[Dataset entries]
+ + +
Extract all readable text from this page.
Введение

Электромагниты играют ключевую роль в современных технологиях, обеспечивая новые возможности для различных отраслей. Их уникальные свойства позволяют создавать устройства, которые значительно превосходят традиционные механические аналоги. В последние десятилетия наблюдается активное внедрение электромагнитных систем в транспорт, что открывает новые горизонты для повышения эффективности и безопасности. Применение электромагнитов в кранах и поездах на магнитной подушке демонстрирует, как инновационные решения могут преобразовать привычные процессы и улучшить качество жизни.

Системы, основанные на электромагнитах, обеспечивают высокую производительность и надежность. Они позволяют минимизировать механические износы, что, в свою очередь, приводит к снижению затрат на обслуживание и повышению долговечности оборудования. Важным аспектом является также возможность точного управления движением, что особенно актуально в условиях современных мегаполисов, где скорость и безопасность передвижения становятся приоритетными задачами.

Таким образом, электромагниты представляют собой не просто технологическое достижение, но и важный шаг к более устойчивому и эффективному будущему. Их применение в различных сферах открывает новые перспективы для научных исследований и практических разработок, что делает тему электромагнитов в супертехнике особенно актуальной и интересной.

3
+ + +
### Requirements
Repeat all the entries exactly as given.

### Written response
Extract all readable text from this page.
Введение

Электромагниты играют ключевую роль в современных технологиях, обеспечивая новые возможности для различных отраслей. Их уникальные свойства позволяют создавать устройства, которые значительно превосходят традиционные механические аналоги. В последние десятилетия наблюдается активное внедрение электромагнитных систем в транспорт, что открывает новые горизонты для повышения эффективности и безопасности. Применение электромагнитов в кранах и поездах на магнитной подушке демонстрирует, как инновационные решения могут преобразовать привычные процессы и улучшить качество жизни.

Системы, основанные на электромагнитах, обеспечивают высокую производительность и надежность. Они позволяют минимизировать механические износы, что, в свою очередь, приводит к снижению затрат на обслуживание и повышению долговечности оборудования. Важным аспектом является также возможность точного управления движением, что особенно актуально в условиях современных мегаполисов, где скорость и безопасность передвижения становятся приоритетными задачами.

Таким образом, электромагниты представляют собой не просто технологическое достижение, но и важный шаг к более устойчивому и эффективному будущему. Их применение в различных сферах открывает новые перспективы для научных исследований и практических разработок, что делает тему электромагнитов в супертехнике особенно актуальной и интересной.

3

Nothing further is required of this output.